** start of Exercise input **
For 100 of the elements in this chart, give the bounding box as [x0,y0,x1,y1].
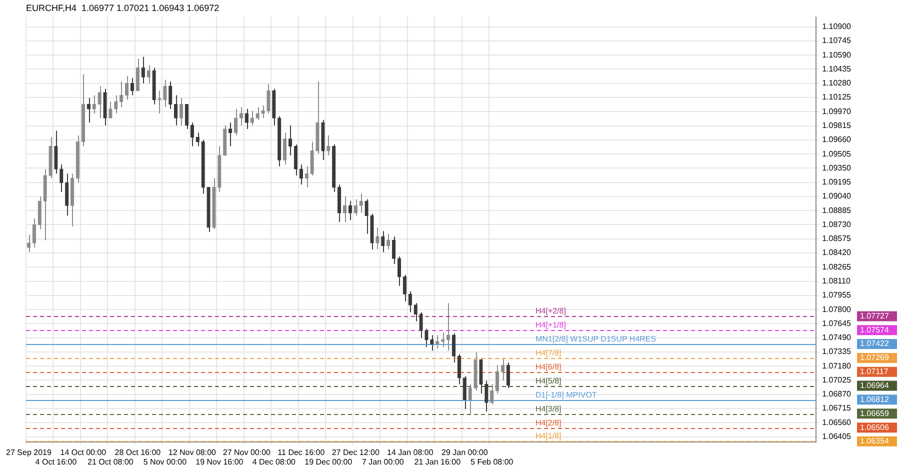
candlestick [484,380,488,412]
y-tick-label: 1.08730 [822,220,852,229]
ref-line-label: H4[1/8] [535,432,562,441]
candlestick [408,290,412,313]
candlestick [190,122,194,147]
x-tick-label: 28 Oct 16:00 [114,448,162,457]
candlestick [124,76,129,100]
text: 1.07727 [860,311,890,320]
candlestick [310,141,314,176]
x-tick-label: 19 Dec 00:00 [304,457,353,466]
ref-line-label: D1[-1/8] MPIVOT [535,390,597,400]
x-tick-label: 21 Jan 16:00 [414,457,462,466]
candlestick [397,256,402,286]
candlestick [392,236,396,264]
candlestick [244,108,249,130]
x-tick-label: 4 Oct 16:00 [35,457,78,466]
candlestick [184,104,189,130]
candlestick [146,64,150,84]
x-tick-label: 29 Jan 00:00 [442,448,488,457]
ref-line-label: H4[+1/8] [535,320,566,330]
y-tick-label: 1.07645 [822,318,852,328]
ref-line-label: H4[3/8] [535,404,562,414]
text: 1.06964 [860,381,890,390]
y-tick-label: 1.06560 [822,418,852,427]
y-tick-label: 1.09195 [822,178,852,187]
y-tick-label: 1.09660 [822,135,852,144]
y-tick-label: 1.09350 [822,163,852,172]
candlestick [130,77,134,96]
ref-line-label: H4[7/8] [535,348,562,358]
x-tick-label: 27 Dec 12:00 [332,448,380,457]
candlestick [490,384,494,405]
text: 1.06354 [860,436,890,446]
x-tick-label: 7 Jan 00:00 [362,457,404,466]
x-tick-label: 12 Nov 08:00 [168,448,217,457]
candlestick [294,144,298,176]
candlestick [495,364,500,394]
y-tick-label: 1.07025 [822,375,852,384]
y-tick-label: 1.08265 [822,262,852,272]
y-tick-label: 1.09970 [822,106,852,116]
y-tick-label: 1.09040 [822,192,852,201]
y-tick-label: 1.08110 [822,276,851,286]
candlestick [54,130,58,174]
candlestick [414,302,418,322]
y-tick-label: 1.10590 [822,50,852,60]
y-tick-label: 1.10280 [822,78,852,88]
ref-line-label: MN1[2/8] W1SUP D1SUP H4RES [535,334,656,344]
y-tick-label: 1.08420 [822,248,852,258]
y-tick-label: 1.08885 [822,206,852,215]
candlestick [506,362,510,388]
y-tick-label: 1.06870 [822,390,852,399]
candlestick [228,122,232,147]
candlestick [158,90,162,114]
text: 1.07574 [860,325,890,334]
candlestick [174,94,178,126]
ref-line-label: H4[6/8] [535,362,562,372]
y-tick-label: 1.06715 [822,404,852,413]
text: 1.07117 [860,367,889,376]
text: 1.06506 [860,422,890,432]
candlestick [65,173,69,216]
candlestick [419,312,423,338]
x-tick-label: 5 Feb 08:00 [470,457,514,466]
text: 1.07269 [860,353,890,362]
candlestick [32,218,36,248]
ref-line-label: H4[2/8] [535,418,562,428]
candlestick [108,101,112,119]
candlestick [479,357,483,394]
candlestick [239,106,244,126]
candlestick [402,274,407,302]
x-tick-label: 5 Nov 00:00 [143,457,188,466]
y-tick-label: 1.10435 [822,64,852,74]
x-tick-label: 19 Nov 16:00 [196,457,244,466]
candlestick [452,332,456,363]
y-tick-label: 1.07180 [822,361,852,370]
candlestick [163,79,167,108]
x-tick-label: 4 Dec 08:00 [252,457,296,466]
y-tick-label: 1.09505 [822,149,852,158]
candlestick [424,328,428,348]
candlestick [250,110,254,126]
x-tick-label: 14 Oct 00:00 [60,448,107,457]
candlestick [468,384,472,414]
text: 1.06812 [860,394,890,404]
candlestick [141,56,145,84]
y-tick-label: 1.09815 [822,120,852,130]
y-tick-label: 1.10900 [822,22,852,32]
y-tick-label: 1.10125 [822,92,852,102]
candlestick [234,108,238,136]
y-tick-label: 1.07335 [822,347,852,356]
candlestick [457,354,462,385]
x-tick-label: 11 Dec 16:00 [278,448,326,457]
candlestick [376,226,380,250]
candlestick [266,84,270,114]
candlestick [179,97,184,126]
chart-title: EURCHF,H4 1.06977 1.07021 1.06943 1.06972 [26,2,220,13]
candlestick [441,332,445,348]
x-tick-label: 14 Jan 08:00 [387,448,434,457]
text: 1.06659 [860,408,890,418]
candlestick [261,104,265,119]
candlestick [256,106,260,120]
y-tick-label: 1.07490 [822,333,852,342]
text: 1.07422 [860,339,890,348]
** end of Exercise input **
▶ Set problem
Reproduce the lines of data above verbatim, starting at the line that contains "candlestick [484,380,488,412]" and ending at the line that contains "candlestick [130,77,134,96]", with both of those lines included.

▶ Problem solution
candlestick [484,380,488,412]
y-tick-label: 1.08730 [822,220,852,229]
ref-line-label: H4[1/8] [535,432,562,441]
candlestick [408,290,412,313]
candlestick [190,122,194,147]
x-tick-label: 28 Oct 16:00 [114,448,162,457]
candlestick [124,76,129,100]
text: 1.07727 [860,311,890,320]
candlestick [310,141,314,176]
x-tick-label: 19 Dec 00:00 [304,457,353,466]
ref-line-label: D1[-1/8] MPIVOT [535,390,597,400]
x-tick-label: 21 Jan 16:00 [414,457,462,466]
candlestick [397,256,402,286]
candlestick [392,236,396,264]
candlestick [244,108,249,130]
x-tick-label: 4 Oct 16:00 [35,457,78,466]
candlestick [184,104,189,130]
candlestick [146,64,150,84]
x-tick-label: 29 Jan 00:00 [442,448,488,457]
ref-line-label: H4[+1/8] [535,320,566,330]
y-tick-label: 1.07645 [822,318,852,328]
ref-line-label: H4[3/8] [535,404,562,414]
text: 1.06964 [860,381,890,390]
y-tick-label: 1.06560 [822,418,852,427]
y-tick-label: 1.09195 [822,178,852,187]
y-tick-label: 1.09660 [822,135,852,144]
y-tick-label: 1.09350 [822,163,852,172]
candlestick [130,77,134,96]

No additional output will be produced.